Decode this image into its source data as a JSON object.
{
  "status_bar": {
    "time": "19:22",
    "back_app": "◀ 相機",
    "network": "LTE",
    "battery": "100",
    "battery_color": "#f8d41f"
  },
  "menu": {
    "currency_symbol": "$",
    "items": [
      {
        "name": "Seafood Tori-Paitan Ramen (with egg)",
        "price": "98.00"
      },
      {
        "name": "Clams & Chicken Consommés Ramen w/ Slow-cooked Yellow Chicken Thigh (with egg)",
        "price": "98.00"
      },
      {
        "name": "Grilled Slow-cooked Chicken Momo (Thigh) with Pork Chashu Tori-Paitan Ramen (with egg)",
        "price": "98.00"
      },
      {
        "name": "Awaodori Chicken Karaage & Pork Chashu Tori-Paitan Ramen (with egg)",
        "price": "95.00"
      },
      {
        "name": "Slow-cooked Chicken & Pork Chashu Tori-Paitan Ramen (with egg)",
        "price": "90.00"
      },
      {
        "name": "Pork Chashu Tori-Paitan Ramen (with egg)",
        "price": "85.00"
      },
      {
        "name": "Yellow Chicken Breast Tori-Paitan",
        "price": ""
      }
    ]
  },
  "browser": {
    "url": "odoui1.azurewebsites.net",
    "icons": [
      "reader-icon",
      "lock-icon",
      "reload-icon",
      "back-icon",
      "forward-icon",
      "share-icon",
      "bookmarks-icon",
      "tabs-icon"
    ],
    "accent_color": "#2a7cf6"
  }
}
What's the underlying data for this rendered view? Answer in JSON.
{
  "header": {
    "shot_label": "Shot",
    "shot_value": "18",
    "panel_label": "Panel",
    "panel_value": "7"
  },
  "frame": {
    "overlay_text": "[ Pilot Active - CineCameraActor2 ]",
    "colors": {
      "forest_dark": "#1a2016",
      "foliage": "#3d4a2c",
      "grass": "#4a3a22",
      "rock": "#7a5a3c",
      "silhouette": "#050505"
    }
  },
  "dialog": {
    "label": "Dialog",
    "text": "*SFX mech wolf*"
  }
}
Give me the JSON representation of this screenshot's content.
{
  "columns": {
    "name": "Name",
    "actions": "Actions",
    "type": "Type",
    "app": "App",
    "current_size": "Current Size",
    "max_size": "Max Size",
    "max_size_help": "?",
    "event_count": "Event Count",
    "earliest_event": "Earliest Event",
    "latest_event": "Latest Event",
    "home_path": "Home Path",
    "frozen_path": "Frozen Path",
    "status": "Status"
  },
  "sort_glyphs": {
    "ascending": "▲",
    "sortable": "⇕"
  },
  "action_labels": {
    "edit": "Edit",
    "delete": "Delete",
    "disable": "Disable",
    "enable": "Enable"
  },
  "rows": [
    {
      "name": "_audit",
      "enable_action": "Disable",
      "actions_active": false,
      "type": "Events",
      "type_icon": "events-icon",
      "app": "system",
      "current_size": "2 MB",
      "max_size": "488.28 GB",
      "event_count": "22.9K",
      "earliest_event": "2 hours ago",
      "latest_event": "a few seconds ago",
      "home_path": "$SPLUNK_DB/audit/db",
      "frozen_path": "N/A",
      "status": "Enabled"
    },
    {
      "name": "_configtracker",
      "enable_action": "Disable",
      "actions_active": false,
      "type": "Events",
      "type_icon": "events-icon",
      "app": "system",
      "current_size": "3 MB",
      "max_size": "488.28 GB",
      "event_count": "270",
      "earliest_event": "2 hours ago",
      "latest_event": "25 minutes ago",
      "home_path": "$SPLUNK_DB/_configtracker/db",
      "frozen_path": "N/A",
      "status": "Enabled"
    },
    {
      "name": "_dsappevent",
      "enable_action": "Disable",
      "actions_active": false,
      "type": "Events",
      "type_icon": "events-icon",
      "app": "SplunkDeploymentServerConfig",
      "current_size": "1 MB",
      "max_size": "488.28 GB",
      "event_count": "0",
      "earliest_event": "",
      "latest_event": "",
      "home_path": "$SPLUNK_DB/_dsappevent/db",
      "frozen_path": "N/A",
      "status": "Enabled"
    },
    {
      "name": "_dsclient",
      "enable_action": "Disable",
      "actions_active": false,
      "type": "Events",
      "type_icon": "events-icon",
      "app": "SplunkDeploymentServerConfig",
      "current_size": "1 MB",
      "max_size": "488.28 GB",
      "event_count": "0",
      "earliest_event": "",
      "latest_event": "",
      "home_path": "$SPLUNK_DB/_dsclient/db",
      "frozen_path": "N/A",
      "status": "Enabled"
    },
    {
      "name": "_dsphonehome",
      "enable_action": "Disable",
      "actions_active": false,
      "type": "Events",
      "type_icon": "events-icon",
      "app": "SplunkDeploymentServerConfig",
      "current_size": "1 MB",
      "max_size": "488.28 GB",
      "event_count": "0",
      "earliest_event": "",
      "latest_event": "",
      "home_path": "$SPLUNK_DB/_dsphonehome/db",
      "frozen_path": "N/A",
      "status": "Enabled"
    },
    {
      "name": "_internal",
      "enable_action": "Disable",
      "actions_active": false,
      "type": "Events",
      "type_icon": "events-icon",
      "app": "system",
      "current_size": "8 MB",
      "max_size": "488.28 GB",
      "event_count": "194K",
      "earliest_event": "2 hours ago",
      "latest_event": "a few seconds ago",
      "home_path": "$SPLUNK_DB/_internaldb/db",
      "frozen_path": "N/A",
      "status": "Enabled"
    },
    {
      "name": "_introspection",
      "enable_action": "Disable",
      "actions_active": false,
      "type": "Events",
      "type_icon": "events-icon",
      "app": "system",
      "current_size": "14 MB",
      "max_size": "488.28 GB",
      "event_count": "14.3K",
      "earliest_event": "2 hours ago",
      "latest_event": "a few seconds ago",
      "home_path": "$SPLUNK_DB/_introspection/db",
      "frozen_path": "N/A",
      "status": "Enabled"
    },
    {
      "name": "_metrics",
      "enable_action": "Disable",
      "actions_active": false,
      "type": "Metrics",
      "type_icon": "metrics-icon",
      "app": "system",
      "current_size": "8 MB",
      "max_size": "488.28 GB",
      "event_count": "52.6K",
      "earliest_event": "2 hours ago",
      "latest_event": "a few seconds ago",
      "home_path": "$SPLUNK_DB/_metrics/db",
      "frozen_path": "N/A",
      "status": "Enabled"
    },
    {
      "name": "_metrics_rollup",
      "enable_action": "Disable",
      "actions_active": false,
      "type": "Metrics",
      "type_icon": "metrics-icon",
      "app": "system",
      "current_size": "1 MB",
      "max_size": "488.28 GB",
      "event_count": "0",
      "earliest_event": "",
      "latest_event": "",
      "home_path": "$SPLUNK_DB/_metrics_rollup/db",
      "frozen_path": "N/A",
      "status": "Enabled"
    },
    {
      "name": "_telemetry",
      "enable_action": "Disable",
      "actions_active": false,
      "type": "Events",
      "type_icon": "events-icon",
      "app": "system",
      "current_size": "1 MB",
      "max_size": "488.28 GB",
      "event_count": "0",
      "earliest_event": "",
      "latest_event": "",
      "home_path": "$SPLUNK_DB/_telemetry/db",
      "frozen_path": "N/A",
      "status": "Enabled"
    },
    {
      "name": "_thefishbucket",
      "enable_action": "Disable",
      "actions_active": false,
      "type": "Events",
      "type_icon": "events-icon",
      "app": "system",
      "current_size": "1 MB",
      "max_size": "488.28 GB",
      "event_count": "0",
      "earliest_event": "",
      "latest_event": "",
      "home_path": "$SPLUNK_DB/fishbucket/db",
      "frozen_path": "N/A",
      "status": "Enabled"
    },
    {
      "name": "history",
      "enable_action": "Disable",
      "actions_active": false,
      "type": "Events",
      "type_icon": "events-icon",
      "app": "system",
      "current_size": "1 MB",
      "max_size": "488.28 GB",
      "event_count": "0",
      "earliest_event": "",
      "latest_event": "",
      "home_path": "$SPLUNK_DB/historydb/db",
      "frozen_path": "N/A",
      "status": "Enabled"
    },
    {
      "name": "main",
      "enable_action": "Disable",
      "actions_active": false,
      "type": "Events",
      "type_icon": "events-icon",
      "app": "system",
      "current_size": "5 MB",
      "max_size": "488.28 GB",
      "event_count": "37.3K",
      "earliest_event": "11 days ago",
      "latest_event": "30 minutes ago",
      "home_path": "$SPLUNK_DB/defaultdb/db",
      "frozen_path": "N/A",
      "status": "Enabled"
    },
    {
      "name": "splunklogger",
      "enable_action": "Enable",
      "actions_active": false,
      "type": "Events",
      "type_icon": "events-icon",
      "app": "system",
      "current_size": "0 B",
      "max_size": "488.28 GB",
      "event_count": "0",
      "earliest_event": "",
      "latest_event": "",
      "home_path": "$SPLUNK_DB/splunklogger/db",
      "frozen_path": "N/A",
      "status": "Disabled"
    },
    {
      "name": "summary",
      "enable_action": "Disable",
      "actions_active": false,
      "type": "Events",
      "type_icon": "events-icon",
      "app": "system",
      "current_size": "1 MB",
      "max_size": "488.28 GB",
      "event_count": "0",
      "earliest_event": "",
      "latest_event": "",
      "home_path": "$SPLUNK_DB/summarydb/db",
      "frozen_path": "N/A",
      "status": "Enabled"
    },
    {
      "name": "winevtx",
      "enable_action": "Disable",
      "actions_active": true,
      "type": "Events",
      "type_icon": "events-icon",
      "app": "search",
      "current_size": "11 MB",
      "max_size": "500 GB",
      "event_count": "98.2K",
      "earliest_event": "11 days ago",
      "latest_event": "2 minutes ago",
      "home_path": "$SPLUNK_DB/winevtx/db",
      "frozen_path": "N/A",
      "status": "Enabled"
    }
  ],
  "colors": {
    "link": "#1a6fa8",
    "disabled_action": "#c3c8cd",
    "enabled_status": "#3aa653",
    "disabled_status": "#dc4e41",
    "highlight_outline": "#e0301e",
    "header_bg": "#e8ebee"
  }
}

DIRECTIVE: Within the records above, how many lines include the word "Pork"? State the number by itself.

EXERCISE RESULT: 4